:: Task A ::
Which Brazilian film did the writer of the film festival article see at the Jerusalem Film Festival?
:: Task B ::
Please duplicate the passage of the film festival article starting at "First of all, although" and ending at "known outside Brazil.".

The Jerusalem Film Festival is over, so what do we have to look forward to, movie-wise?
By HANNAH BROWNhannah brown 88(photo credit: )
The Jerusalem Film Festival is over, so what do we have to look forward to, movie-wise, in the coming months?
First of all, although the programs have yet to be announced, in August there will be a Brazilian film festival at the countrys Cinematheques. There were five recent Brazilian films at the Jerusalem Film Festival and the one that I caught, Cao Hamburger's The Year My Parents Went on Vacation, was excellent. It tells the story of a boy who is a soccer fanatic in the year 1970, when Brazil was competing for the World Cup. It was also the year that a dictatorship took hold there, and the boy's parents, who are involved in left-wing politics, leave him with his Jewish grandfather in Sao Paolo. But the grandfather dies suddenly, and the boy, who has not been raised as a Jew, is taken in by his grandfather's Orthodox friend and the members of his synagogue. It works as a very unusual coming-of-age story and a portrait of a specific Jewish community, one that is not well known outside Brazil.

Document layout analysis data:
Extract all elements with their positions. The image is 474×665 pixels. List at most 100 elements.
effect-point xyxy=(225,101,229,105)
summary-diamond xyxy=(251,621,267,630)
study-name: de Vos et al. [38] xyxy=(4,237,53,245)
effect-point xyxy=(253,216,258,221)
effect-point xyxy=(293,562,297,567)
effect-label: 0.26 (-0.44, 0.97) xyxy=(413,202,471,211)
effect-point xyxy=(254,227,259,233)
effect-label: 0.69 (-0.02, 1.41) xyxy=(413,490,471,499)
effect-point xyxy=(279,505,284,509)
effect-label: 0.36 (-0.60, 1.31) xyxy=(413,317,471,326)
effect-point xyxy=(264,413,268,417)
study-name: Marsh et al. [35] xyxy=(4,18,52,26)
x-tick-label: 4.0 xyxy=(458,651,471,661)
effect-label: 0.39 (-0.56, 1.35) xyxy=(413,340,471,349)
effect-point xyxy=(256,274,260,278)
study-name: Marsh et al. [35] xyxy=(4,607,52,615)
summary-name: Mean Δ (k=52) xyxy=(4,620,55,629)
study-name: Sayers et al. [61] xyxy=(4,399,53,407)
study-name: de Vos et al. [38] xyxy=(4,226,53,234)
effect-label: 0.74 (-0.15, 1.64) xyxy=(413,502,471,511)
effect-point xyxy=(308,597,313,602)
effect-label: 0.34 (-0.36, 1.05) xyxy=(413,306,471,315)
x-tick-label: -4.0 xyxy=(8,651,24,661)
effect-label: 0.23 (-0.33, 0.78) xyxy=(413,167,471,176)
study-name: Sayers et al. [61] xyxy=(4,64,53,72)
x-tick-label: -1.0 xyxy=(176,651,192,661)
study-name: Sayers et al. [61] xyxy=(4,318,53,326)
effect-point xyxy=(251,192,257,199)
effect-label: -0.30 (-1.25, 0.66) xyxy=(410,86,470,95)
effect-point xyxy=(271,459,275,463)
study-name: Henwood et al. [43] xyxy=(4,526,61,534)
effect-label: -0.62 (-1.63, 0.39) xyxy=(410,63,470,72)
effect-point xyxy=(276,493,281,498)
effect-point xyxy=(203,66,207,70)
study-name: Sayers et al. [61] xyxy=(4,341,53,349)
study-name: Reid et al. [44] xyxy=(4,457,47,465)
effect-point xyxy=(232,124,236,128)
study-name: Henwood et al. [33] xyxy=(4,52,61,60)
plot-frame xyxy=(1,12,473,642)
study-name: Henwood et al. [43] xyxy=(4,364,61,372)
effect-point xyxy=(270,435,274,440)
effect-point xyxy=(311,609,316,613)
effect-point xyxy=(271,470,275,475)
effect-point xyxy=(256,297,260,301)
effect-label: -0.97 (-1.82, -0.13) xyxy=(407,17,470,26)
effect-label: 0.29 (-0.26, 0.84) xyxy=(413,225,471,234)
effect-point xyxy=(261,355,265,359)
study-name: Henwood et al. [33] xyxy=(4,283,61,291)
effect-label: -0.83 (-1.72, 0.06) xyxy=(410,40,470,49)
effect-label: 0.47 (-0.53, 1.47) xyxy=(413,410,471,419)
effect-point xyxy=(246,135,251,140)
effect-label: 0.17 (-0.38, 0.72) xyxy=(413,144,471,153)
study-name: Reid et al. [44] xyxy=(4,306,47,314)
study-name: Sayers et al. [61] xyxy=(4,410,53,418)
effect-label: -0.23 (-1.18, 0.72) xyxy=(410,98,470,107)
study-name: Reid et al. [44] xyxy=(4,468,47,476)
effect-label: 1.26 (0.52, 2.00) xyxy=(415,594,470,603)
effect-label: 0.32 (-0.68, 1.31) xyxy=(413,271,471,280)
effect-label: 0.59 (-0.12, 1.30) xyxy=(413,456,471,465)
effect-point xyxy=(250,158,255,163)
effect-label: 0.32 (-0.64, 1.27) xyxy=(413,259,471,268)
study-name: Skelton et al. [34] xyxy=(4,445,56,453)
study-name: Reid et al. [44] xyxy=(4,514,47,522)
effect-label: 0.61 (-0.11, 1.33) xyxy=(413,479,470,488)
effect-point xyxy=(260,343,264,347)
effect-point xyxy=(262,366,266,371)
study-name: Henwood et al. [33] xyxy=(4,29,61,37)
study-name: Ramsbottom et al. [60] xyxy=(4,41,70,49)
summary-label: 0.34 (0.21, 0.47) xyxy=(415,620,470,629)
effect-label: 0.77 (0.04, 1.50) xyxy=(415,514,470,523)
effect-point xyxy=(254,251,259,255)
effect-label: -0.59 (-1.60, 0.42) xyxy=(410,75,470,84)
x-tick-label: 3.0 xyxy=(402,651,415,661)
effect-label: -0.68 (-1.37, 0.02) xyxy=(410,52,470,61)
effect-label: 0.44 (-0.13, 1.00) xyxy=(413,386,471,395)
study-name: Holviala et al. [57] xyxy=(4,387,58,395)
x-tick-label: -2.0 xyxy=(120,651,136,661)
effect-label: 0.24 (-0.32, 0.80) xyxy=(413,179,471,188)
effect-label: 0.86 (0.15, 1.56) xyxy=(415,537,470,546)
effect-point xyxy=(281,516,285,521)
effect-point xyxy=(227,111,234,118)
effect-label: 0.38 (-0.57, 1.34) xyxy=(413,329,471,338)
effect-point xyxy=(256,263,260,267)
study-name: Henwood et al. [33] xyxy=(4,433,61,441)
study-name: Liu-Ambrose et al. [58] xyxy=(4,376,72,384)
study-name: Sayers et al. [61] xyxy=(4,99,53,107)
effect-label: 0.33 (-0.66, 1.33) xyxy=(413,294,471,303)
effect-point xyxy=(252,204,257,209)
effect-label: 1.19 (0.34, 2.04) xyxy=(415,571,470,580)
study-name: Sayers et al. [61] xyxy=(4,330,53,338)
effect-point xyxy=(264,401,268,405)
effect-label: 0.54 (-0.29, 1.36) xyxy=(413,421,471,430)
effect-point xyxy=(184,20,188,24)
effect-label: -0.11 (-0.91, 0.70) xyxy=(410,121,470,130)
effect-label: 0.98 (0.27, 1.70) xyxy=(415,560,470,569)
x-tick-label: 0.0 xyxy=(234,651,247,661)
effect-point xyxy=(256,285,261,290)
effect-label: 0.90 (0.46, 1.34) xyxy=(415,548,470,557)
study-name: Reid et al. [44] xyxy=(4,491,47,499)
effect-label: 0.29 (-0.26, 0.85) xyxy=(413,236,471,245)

:: Task answer A ::
Cao Hamburger's The Year My Parents Went on Vacation.

:: Task answer B ::
First of all, although the programs have yet to be announced, in August there will be a Brazilian film festival at the countrys Cinematheques. There were five recent Brazilian films at the Jerusalem Film Festival and the one that I caught, Cao Hamburger's The Year My Parents Went on Vacation, was excellent. It tells the story of a boy who is a soccer fanatic in the year 1970, when Brazil was competing for the World Cup. It was also the year that a dictatorship took hold there, and the boy's parents, who are involved in left-wing politics, leave him with his Jewish grandfather in Sao Paolo. But the grandfather dies suddenly, and the boy, who has not been raised as a Jew, is taken in by his grandfather's Orthodox friend and the members of his synagogue. It works as a very unusual coming-of-age story and a portrait of a specific Jewish community, one that is not well known outside Brazil.